Exercise objective: Extract the data exactly, missing nothing.

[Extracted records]
________________

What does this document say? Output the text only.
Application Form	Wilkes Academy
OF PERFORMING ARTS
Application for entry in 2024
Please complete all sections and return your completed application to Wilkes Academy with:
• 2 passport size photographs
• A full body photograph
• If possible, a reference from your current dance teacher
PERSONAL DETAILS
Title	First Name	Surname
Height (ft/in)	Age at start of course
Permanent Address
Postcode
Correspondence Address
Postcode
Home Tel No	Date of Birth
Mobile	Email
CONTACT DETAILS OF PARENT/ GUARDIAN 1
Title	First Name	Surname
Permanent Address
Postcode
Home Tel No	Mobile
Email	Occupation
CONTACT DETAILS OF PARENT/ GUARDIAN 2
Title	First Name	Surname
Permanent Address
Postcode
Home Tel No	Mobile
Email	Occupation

________________

Exercise solution:
What does this document say? Output the text only.
Application Form	Wilkes Academy
OF PERFORMING ARTS
Application for entry in 2024
Please complete all sections and return your completed application to Wilkes Academy with:
• 2 passport size photographs
• A full body photograph
• If possible, a reference from your current dance teacher
PERSONAL DETAILS
Title	First Name	Surname
Height (ft/in)	Age at start of course
Permanent Address
Postcode
Correspondence Address
Postcode
Home Tel No	Date of Birth
Mobile	Email
CONTACT DETAILS OF PARENT/ GUARDIAN 1
Title	First Name	Surname
Permanent Address
Postcode
Home Tel No	Mobile
Email	Occupation
CONTACT DETAILS OF PARENT/ GUARDIAN 2
Title	First Name	Surname
Permanent Address
Postcode
Home Tel No	Mobile
Email	Occupation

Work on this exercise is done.